> RECORD EXCERPTS:
— Begin —

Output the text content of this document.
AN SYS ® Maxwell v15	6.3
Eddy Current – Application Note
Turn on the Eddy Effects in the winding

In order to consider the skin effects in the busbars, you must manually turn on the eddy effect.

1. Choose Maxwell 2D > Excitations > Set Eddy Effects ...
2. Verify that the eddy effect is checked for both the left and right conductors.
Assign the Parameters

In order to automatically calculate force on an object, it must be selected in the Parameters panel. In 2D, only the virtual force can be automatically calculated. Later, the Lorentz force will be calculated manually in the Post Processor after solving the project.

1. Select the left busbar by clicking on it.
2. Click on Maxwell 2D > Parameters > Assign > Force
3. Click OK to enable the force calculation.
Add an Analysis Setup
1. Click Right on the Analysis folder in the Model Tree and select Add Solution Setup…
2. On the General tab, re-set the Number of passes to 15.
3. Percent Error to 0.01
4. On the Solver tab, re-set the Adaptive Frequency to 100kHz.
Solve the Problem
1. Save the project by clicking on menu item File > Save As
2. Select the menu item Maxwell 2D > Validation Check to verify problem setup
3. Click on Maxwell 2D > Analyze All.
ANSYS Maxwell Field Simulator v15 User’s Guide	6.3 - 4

— End —

> EXERCISE: Copy down the material exactly as written.

> WRITTEN RESPONSE:
Output the text content of this document.
AN SYS ® Maxwell v15	6.3
Eddy Current – Application Note
Turn on the Eddy Effects in the winding

In order to consider the skin effects in the busbars, you must manually turn on the eddy effect.

1. Choose Maxwell 2D > Excitations > Set Eddy Effects ...
2. Verify that the eddy effect is checked for both the left and right conductors.
Assign the Parameters

In order to automatically calculate force on an object, it must be selected in the Parameters panel. In 2D, only the virtual force can be automatically calculated. Later, the Lorentz force will be calculated manually in the Post Processor after solving the project.

1. Select the left busbar by clicking on it.
2. Click on Maxwell 2D > Parameters > Assign > Force
3. Click OK to enable the force calculation.
Add an Analysis Setup
1. Click Right on the Analysis folder in the Model Tree and select Add Solution Setup…
2. On the General tab, re-set the Number of passes to 15.
3. Percent Error to 0.01
4. On the Solver tab, re-set the Adaptive Frequency to 100kHz.
Solve the Problem
1. Save the project by clicking on menu item File > Save As
2. Select the menu item Maxwell 2D > Validation Check to verify problem setup
3. Click on Maxwell 2D > Analyze All.
ANSYS Maxwell Field Simulator v15 User’s Guide	6.3 - 4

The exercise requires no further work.